Go through the material and write it all out exactly, minus the pictures.
━━━━━━━━━━━━━━━━━━━━━━━━━━━━━━
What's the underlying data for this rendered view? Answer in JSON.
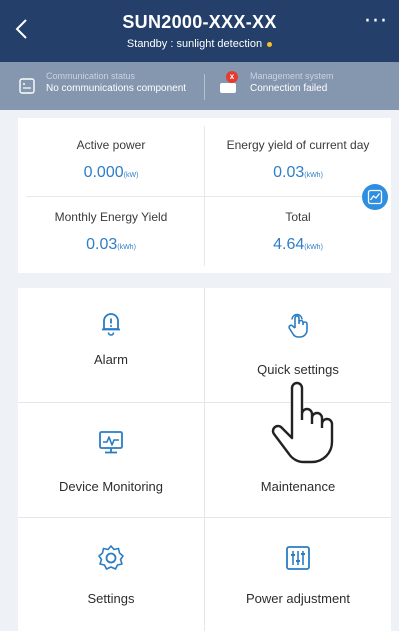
{
  "header": {
    "title": "SUN2000-XXX-XX",
    "subtitle": "Standby : sunlight detection",
    "back_icon": "chevron-left-icon",
    "more_icon": "more-icon",
    "more_label": "···"
  },
  "status": {
    "communication": {
      "label": "Communication status",
      "value": "No communications component",
      "icon": "router-icon"
    },
    "management": {
      "label": "Management system",
      "value": "Connection failed",
      "icon": "cloud-error-icon",
      "badge": "x"
    },
    "dot_color": "#f6c324"
  },
  "energy": {
    "active_power": {
      "label": "Active power",
      "value": "0.000",
      "unit": "(kW)"
    },
    "yield_today": {
      "label": "Energy yield of current day",
      "value": "0.03",
      "unit": "(kWh)"
    },
    "monthly_yield": {
      "label": "Monthly Energy Yield",
      "value": "0.03",
      "unit": "(kWh)"
    },
    "total": {
      "label": "Total",
      "value": "4.64",
      "unit": "(kWh)"
    }
  },
  "menu": {
    "alarm": {
      "label": "Alarm",
      "icon": "bell-icon"
    },
    "quick_settings": {
      "label": "Quick settings",
      "icon": "tap-icon"
    },
    "device_monitoring": {
      "label": "Device Monitoring",
      "icon": "monitor-icon"
    },
    "maintenance": {
      "label": "Maintenance",
      "icon": "wrench-icon"
    },
    "settings": {
      "label": "Settings",
      "icon": "gear-icon"
    },
    "power_adjustment": {
      "label": "Power adjustment",
      "icon": "sliders-icon"
    }
  },
  "colors": {
    "header_bg": "#243f6a",
    "status_bg": "#8497ae",
    "accent": "#2f7ec7",
    "icon": "#2a7dc2"
  }
}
━━━━━━━━━━━━━━━━━━━━━━━━━━━━━━
§ **PROBLEM SOLUTION**:
What's the underlying data for this rendered view? Answer in JSON.
{
  "header": {
    "title": "SUN2000-XXX-XX",
    "subtitle": "Standby : sunlight detection",
    "back_icon": "chevron-left-icon",
    "more_icon": "more-icon",
    "more_label": "···"
  },
  "status": {
    "communication": {
      "label": "Communication status",
      "value": "No communications component",
      "icon": "router-icon"
    },
    "management": {
      "label": "Management system",
      "value": "Connection failed",
      "icon": "cloud-error-icon",
      "badge": "x"
    },
    "dot_color": "#f6c324"
  },
  "energy": {
    "active_power": {
      "label": "Active power",
      "value": "0.000",
      "unit": "(kW)"
    },
    "yield_today": {
      "label": "Energy yield of current day",
      "value": "0.03",
      "unit": "(kWh)"
    },
    "monthly_yield": {
      "label": "Monthly Energy Yield",
      "value": "0.03",
      "unit": "(kWh)"
    },
    "total": {
      "label": "Total",
      "value": "4.64",
      "unit": "(kWh)"
    }
  },
  "menu": {
    "alarm": {
      "label": "Alarm",
      "icon": "bell-icon"
    },
    "quick_settings": {
      "label": "Quick settings",
      "icon": "tap-icon"
    },
    "device_monitoring": {
      "label": "Device Monitoring",
      "icon": "monitor-icon"
    },
    "maintenance": {
      "label": "Maintenance",
      "icon": "wrench-icon"
    },
    "settings": {
      "label": "Settings",
      "icon": "gear-icon"
    },
    "power_adjustment": {
      "label": "Power adjustment",
      "icon": "sliders-icon"
    }
  },
  "colors": {
    "header_bg": "#243f6a",
    "status_bg": "#8497ae",
    "accent": "#2f7ec7",
    "icon": "#2a7dc2"
  }
}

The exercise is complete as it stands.